#### Text provided:

== == ==

Temperature-Robust MEMS Gyroscope with 2-DOF Sense-Mode Addressing the Tradeoff Between Bandwidth and Gain

Tech ID: 19574 / UC Case 2008-503-0

Brief Description

University researchers have designed a novel MEMS vibratory rate gyroscope design, which yields devices robust to fabrication and environmental variations, allows flexible selection of operational parameters, and provides increased bandwidth with minimized sacrifice in gain regardless of the selected frequency of operation. 

Full Description

The gyroscope has a single degree-of-freedom (DOF) drive-mode and a 2-DOF sense-mode. The design of the structure provides advantages over current gyroscope designs which were based on dynamic vibration absorber type of the 2-DOF sense-mode. The drive-mode operational frequency and the sense-mode bandwidth can be selected arbitrarily in the proposed design, relaxing the tradeoff between the gain, die size, and detection capacitance. The symmetry of the structure ensures the optimal location of the drive-mode resonance relative to the sense-mode operational region, even in presence of fabrication imperfections. Prototypes with 2.5 kHz operational frequency experimentally demonstrated up to 400 Hz 3 dB sense-mode bandwidth. The gyroscope’s bias and the scale factor temperature coefficients were measured as 313 °/h/°C and 351 ppm/176;C, respectively.

== == ==

#### Information provided:
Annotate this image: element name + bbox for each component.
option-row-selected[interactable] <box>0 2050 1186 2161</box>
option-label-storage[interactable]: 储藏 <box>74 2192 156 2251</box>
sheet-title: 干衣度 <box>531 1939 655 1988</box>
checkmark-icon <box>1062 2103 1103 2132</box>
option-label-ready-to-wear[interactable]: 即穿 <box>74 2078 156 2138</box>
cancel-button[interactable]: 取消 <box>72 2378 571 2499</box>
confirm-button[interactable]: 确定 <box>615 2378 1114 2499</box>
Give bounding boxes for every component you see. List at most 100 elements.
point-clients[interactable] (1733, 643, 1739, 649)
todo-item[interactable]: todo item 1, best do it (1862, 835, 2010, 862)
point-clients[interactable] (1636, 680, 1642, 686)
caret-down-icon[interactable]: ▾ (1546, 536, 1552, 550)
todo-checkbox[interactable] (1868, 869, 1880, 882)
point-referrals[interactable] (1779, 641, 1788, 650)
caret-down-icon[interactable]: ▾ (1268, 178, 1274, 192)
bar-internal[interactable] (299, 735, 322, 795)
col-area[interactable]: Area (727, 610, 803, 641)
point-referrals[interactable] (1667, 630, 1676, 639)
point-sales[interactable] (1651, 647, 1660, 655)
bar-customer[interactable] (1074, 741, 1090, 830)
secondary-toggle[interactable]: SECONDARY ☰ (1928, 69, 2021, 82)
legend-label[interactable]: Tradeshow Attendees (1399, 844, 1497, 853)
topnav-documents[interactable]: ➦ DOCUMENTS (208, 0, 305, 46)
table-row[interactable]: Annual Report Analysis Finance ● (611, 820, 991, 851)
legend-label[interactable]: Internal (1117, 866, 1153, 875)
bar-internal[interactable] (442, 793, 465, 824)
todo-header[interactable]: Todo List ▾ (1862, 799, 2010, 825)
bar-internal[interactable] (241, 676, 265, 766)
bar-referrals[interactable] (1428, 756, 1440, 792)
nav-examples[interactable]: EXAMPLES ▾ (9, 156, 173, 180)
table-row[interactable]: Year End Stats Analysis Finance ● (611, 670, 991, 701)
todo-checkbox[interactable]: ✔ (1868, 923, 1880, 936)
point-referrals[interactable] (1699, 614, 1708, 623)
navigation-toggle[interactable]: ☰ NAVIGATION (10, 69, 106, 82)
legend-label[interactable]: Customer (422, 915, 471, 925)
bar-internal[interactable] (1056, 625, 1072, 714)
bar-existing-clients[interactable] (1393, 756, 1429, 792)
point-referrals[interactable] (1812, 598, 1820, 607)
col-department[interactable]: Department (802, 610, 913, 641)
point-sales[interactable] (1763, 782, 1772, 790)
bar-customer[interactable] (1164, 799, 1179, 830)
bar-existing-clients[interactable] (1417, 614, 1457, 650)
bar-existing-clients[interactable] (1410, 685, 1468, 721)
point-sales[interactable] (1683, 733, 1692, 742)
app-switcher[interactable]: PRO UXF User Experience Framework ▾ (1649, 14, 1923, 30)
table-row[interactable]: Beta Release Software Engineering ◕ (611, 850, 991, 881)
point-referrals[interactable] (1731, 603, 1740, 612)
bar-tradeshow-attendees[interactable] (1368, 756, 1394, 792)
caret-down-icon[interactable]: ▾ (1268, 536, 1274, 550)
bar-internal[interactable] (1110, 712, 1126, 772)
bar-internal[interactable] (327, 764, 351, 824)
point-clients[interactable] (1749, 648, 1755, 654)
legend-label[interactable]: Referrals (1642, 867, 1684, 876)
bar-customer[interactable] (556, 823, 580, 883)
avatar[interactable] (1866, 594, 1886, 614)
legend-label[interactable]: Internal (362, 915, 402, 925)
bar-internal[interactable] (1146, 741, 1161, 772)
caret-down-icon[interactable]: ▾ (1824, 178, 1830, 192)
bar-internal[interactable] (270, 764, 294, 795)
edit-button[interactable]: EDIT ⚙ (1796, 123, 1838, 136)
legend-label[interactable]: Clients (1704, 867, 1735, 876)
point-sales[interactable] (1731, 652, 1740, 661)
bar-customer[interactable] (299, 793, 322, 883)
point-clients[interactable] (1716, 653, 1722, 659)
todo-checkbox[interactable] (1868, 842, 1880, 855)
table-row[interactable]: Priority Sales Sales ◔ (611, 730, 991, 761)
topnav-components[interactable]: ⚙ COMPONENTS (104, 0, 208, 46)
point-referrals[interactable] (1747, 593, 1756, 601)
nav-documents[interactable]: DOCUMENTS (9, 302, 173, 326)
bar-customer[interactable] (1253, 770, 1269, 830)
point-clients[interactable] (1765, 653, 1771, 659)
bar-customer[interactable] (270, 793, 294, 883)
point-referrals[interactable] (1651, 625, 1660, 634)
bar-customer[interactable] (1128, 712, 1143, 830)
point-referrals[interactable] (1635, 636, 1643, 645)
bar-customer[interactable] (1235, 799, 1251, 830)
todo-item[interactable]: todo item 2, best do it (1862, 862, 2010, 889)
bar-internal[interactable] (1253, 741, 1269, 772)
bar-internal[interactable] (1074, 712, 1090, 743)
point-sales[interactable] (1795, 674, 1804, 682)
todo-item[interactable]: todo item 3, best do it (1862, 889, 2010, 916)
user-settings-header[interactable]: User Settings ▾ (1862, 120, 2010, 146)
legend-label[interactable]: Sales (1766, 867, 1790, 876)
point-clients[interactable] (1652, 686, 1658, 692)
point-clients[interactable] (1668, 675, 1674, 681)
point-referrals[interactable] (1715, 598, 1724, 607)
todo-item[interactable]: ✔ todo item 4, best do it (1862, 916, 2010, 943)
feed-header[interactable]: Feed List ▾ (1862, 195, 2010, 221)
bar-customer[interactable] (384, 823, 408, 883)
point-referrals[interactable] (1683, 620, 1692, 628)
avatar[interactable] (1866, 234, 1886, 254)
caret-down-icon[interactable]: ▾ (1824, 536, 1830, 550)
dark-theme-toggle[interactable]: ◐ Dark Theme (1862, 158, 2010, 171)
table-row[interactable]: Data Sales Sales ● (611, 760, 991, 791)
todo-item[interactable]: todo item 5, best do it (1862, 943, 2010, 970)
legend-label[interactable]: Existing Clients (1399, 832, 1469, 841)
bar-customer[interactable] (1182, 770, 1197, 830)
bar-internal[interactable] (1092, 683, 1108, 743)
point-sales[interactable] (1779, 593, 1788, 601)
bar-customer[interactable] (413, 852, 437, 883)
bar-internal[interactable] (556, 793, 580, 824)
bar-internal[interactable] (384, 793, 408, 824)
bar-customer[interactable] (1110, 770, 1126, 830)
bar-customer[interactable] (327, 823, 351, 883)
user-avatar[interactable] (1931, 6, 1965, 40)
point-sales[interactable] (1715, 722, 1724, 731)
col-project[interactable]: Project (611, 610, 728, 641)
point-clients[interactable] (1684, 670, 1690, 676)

== == ==

#### Exercise brief:
Rewrite the gyroscope description above, from "Full Description" to "351 ppm/176;C, respectively." inclusive, changing "drive-mode" to "actuation-mode".

#### Answer to the problem:
Full Description

The gyroscope has a single degree-of-freedom (DOF) actuation-mode and a 2-DOF sense-mode. The design of the structure provides advantages over current gyroscope designs which were based on dynamic vibration absorber type of the 2-DOF sense-mode. The actuation-mode operational frequency and the sense-mode bandwidth can be selected arbitrarily in the proposed design, relaxing the tradeoff between the gain, die size, and detection capacitance. The symmetry of the structure ensures the optimal location of the actuation-mode resonance relative to the sense-mode operational region, even in presence of fabrication imperfections. Prototypes with 2.5 kHz operational frequency experimentally demonstrated up to 400 Hz 3 dB sense-mode bandwidth. The gyroscope’s bias and the scale factor temperature coefficients were measured as 313 °/h/°C and 351 ppm/176;C, respectively.